Write out, word for word, the part of the text on the Supreme Court's new cases between "and Bruce v." and "they owe fees.", inclusive.

Text: Begin

Harris v. Arizona Independent Redistricting Committee (14-232) involves the same independent redistricting committee that (barely) earned the Court's imprimatur on Monday in AZ State Legislature v. AZ Independent Redistricting Committee (2015), though the petitioners in this case argue that it's not so independent after all. Their petition asks: (1) Does the desire to gain partisan advantage for one political party justify intentionally creating over-populated legislative districts that result in tens of thousands of individual voters being denied Equal Protection because their individual votes are devalued, violating the one-person, one-vote principle? (2) In the wake of Shelby v. Holder (2013), does the desire to obtain favorable preclearance review by the Justice Department permit the creation of legislative districts that deviate from the one-person, one-vote principle? and (3) Was the Arizona redistricting commission correct to disregard the majority-minority rule and rely on race and political party affiliation to create Hispanic "influence" districts?

The other new cases set for the Court's docket next term are:

Menominee Indian Tribe of Wisconsin v. U.S. (14-510), which asks whether the D.C. Circuit misapplied Holland v. Florida (2010) when it ruled that the Tribe did not face an "extraordinary circumstance" warranting equitable tolling of the statute of limitations for filing of Indian Self-Determination Act claims under the Contract Disputes Act;

Merrill Lynch v. Manning (14-1132), which asks whether § 27 of the Securities Exchange Act of 1934 provides federal jurisdiction over state-law claims seeking to establish liability based on violations of the Act or its regulations or seeking to enforce duties created by the Act or its regulations;

California Franchise Tax Board v. Hyatt (14-1175), which asks (1) whether Nevada may refuse to extend to sister States haled into Nevada courts the same immunities Nevada enjoys; and (2) whether Nevada v. Hall (1979), which permits a sovereign State to be haled into the courts of another State without its consent, should be overruled;

Gobeille v. Liberty Mutual Ins. Co. (14-181), which asks whether the Second Circuit erred in holding that ERISA preempts Vermont's health-care database law as applied to the third-party administrator for a self-funded ERISA plan;

Musacchio v. United States (14-1095), which asks (1) whether the law-of-the-case doctrine requires the sufficiency of the evidence in a criminal case to be measured against the elements described in the jury instructions where those instructions, without objection, require the government to prove additional or more stringent elements than do the statute and the indictment; and (2) whether a statute-of-limitations defense not raised at or before trial is reviewable on appeal;

Torres v. Lynch (14-1096), which asks whether the Board of Immigration Appeals reasonably concluded that third-degree attempted arson under New York law is an aggravated felony for purposes of removal under the Immigration and Nationality Act;

Dollar General Corp. v. MS Band of Choctaw (13-496), which asks whether Indian tribal courts have jurisdiction to adjudicate civil tort claims against nonmembers;

and Bruce v. Samuels (14-844), which asks whether § 1915(b)(2) of the Prison Litigation Reform Act caps the monthly exaction of filing fees for prisoners filing in forma pauperis at 20% of the prisoner's monthly income regardless of the number of cases or appeals for which they owe fees.

Text: End
Data supplied: Begin

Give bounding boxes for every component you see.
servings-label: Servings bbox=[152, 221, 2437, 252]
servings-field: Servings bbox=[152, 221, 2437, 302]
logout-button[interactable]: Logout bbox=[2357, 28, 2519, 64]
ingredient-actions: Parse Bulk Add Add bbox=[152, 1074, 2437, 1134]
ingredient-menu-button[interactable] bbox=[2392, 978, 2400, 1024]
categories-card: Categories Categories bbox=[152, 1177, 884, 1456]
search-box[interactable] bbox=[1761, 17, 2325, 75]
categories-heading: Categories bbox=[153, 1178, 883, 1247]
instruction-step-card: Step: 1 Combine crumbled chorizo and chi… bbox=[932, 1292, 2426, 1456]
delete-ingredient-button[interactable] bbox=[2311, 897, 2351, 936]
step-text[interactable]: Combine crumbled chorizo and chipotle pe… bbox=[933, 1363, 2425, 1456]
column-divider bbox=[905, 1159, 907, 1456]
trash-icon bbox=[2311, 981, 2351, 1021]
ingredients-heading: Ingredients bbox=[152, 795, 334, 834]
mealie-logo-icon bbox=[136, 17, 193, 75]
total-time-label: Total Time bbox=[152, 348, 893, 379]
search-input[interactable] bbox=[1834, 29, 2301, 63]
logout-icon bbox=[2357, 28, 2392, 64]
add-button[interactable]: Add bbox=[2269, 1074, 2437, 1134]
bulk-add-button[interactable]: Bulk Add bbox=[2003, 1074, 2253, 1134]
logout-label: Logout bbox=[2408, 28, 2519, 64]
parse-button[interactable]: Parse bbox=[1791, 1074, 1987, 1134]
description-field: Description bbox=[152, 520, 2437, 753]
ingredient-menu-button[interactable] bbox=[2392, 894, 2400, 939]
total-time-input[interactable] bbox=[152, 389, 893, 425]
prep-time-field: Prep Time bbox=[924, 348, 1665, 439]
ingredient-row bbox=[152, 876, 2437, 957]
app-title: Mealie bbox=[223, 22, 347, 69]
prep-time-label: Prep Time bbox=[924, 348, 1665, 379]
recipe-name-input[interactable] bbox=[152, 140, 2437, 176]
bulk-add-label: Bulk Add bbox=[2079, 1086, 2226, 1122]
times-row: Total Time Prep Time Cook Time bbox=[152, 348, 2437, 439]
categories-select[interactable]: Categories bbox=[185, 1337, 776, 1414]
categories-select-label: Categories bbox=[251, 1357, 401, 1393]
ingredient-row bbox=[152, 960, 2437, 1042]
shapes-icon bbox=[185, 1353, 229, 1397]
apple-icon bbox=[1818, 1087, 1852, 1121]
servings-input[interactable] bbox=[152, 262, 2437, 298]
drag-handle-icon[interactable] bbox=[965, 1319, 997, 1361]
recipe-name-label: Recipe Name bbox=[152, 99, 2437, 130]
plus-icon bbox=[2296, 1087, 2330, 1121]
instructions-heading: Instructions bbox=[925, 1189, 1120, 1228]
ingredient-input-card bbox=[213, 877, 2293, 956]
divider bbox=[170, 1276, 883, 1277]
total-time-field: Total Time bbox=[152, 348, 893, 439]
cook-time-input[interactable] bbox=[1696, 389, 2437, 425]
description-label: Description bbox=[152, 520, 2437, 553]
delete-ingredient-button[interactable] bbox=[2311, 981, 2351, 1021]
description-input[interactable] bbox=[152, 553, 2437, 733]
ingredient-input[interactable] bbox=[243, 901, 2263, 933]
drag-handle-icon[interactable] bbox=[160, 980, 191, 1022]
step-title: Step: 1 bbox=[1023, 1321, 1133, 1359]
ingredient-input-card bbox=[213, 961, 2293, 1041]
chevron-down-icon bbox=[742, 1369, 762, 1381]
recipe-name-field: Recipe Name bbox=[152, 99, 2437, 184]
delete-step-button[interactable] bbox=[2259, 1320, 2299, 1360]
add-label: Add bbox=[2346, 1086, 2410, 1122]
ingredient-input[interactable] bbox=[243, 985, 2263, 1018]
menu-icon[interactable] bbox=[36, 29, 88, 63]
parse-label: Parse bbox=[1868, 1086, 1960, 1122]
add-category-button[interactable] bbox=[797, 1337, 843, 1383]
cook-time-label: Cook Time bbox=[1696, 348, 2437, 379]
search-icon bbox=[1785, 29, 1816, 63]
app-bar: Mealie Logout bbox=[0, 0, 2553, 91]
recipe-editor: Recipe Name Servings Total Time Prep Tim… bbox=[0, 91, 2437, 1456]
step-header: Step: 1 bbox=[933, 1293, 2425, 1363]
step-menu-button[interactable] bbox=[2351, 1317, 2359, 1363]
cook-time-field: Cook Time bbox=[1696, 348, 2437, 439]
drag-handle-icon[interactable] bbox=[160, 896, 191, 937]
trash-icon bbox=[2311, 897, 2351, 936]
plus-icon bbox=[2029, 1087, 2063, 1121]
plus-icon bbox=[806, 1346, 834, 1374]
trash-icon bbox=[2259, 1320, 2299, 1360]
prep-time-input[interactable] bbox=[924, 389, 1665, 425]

Data supplied: End

*Exercise result*.
and Bruce v. Samuels (14-844), which asks whether § 1915(b)(2) of the Prison Litigation Reform Act caps the monthly exaction of filing fees for prisoners filing in forma pauperis at 20% of the prisoner's monthly income regardless of the number of cases or appeals for which they owe fees.